(Instructions to follow): Identify the lines that contain the string "this" and copy all of them.

[Entries with figure data]
__________

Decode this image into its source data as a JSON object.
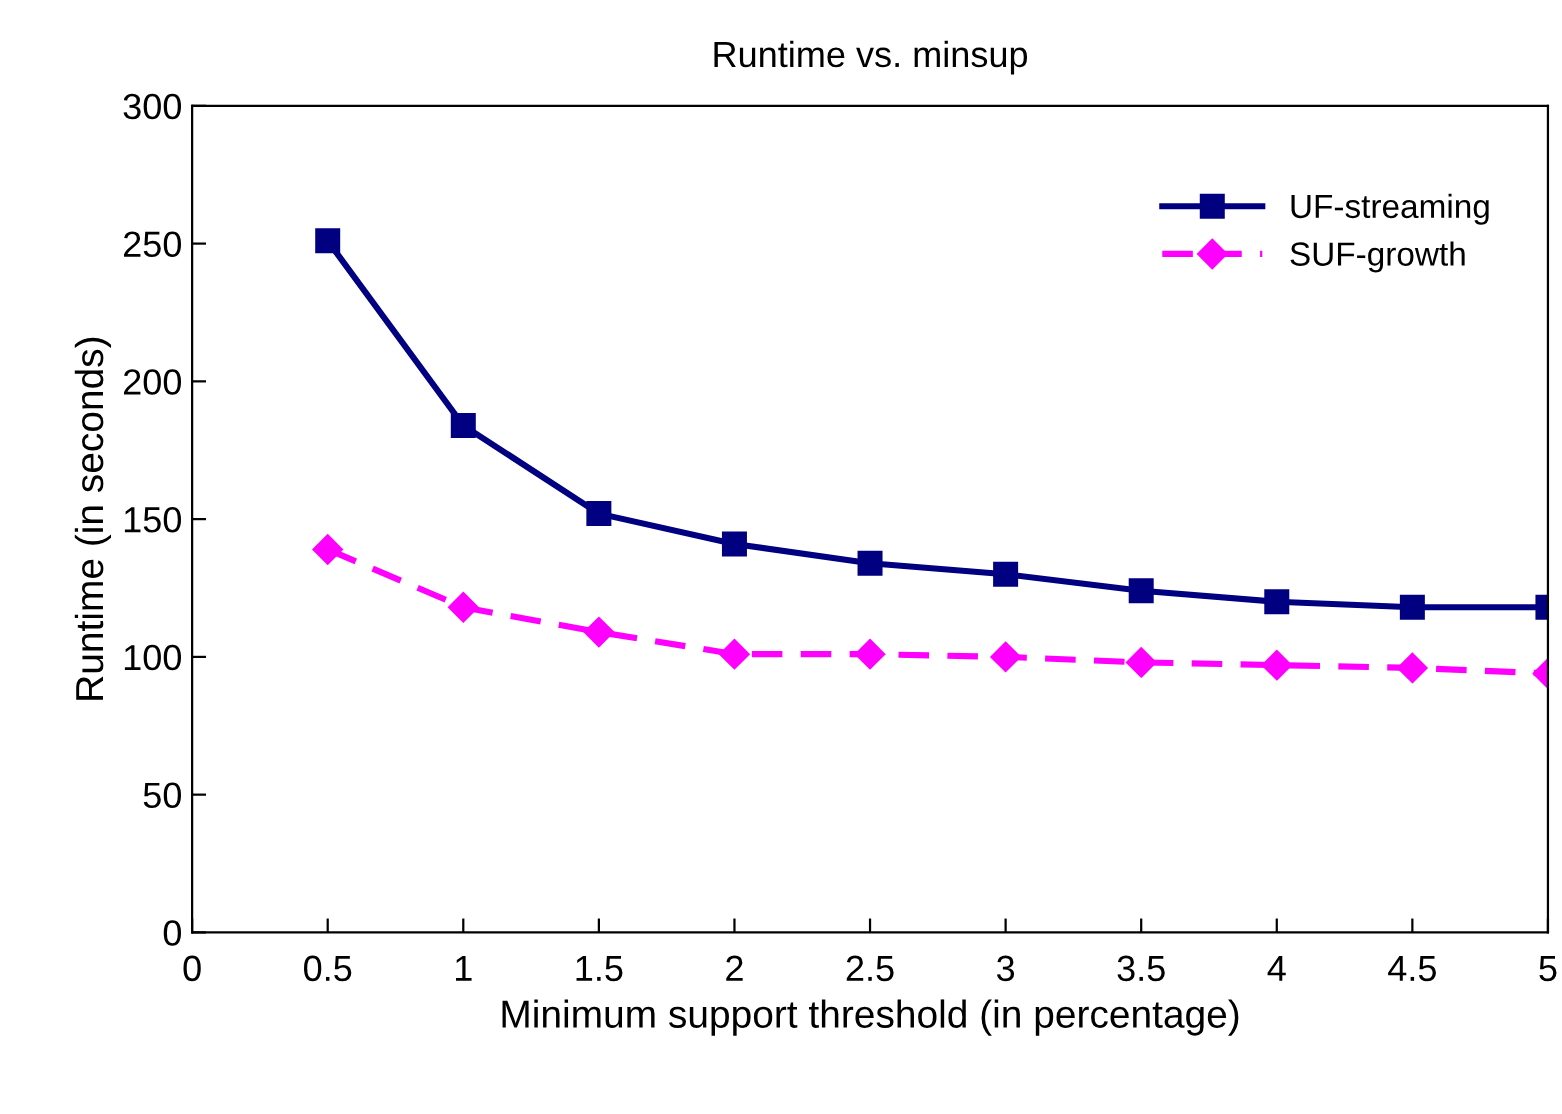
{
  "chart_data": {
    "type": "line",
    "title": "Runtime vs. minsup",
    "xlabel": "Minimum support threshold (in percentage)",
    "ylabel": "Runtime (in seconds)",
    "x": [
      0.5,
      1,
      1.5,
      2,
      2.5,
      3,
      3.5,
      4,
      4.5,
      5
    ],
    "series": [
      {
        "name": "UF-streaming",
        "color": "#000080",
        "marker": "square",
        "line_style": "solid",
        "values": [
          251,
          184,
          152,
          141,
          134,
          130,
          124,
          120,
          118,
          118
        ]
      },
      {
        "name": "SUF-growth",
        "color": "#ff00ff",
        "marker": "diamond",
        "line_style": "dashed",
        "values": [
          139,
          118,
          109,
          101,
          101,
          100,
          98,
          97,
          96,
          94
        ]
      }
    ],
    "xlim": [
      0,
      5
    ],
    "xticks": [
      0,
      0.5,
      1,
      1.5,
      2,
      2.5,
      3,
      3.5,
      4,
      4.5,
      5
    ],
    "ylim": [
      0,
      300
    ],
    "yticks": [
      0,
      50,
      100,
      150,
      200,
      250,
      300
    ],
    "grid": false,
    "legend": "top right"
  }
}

__________

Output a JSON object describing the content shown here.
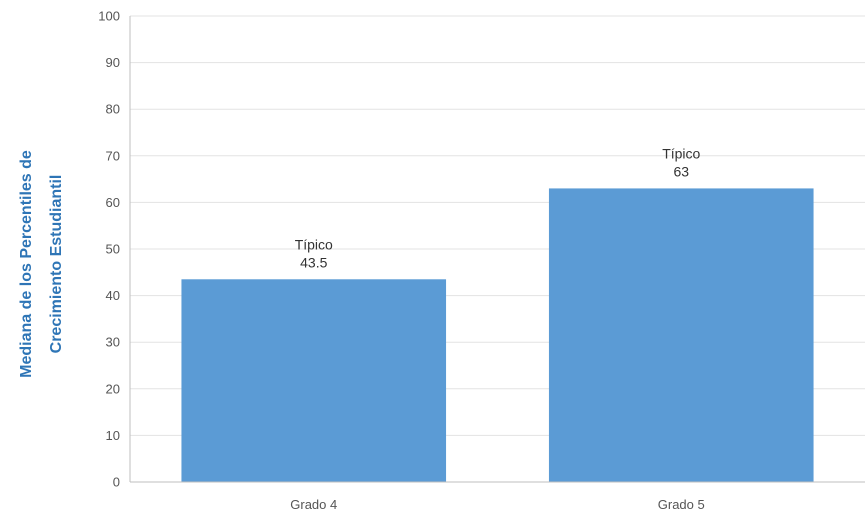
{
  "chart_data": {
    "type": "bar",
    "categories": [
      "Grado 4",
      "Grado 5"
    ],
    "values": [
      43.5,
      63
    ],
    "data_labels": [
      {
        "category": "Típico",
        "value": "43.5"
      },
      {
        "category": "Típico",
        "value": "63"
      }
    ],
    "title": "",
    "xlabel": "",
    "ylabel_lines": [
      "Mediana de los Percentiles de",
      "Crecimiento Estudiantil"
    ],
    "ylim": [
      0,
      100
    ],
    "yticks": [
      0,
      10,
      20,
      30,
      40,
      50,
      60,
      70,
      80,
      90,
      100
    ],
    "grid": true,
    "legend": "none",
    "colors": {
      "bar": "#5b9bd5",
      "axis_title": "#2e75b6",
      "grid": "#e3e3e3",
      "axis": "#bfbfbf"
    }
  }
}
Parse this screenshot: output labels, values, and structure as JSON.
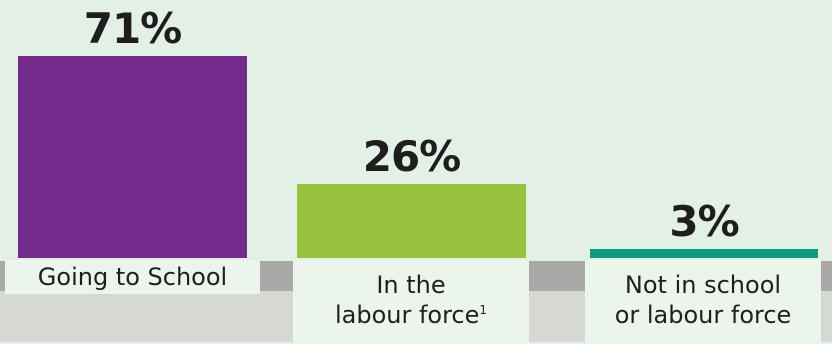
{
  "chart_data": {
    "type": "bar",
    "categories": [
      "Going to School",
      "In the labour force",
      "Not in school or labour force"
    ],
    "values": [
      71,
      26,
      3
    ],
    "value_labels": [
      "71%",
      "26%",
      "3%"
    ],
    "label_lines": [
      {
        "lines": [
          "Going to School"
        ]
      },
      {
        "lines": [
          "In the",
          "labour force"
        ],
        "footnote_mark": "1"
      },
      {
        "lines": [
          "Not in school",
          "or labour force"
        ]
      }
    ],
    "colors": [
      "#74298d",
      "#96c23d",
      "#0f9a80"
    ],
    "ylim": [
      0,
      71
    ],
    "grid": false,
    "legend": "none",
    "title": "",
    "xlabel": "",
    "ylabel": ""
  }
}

__________

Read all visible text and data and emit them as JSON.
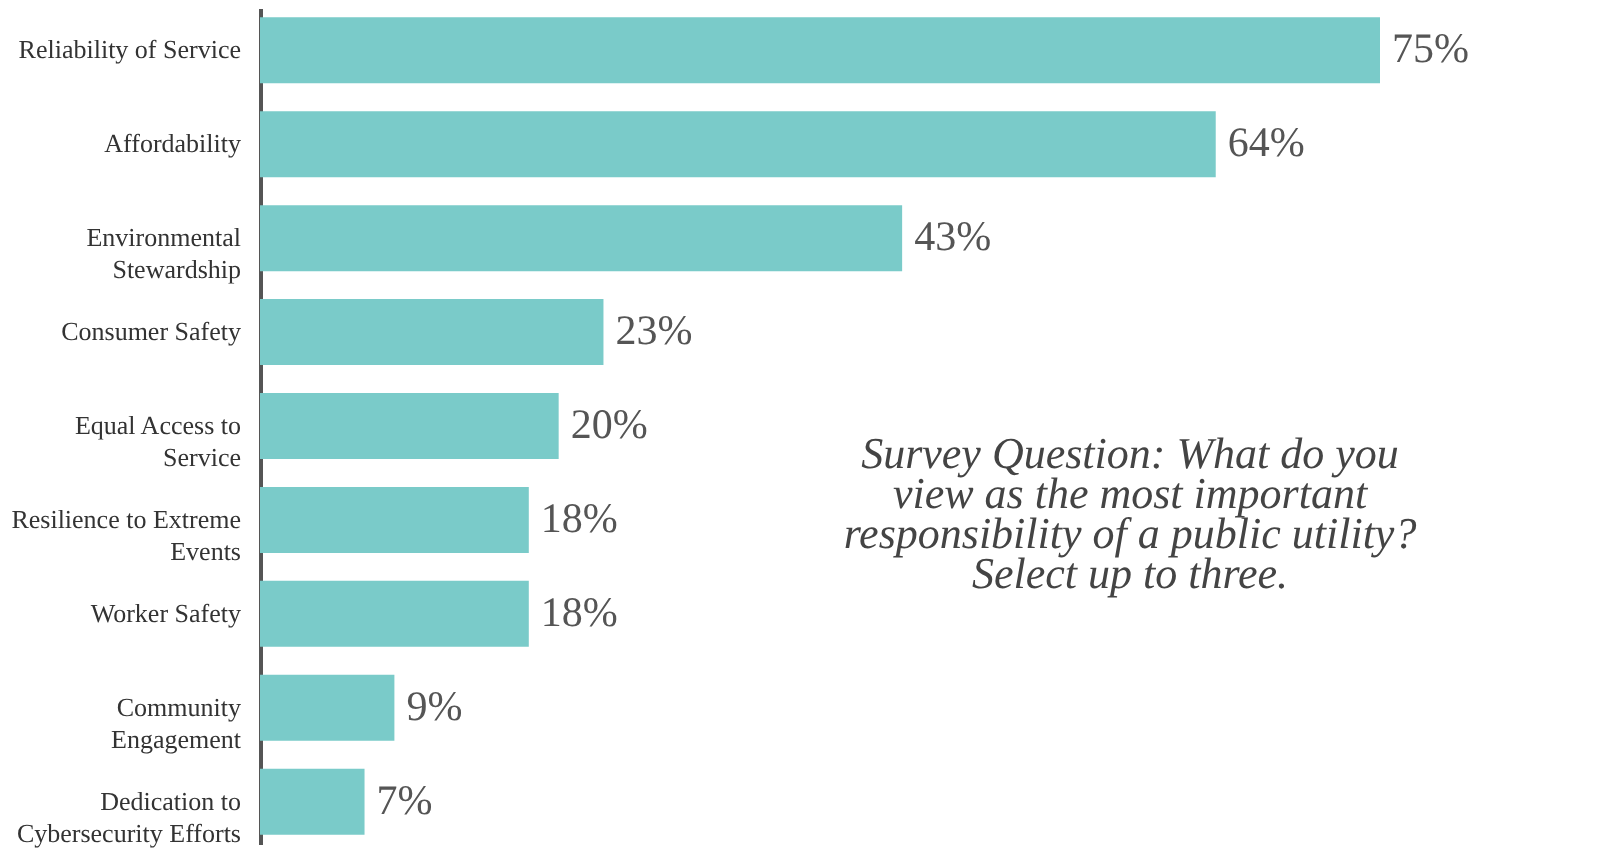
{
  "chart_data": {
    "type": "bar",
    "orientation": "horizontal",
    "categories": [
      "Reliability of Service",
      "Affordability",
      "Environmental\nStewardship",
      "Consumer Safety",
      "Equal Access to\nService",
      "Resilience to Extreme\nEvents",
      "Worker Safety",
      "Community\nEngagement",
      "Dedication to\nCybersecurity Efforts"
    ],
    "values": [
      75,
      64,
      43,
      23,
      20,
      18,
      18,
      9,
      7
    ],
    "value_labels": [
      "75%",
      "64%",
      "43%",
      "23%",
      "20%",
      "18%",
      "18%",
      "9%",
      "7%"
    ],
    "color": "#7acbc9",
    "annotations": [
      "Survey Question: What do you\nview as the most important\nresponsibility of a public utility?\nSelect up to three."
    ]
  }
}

__________

(Answer to the task):
Decode this image into its source data as a JSON object.
Parse this screenshot: output labels, values, and structure as JSON.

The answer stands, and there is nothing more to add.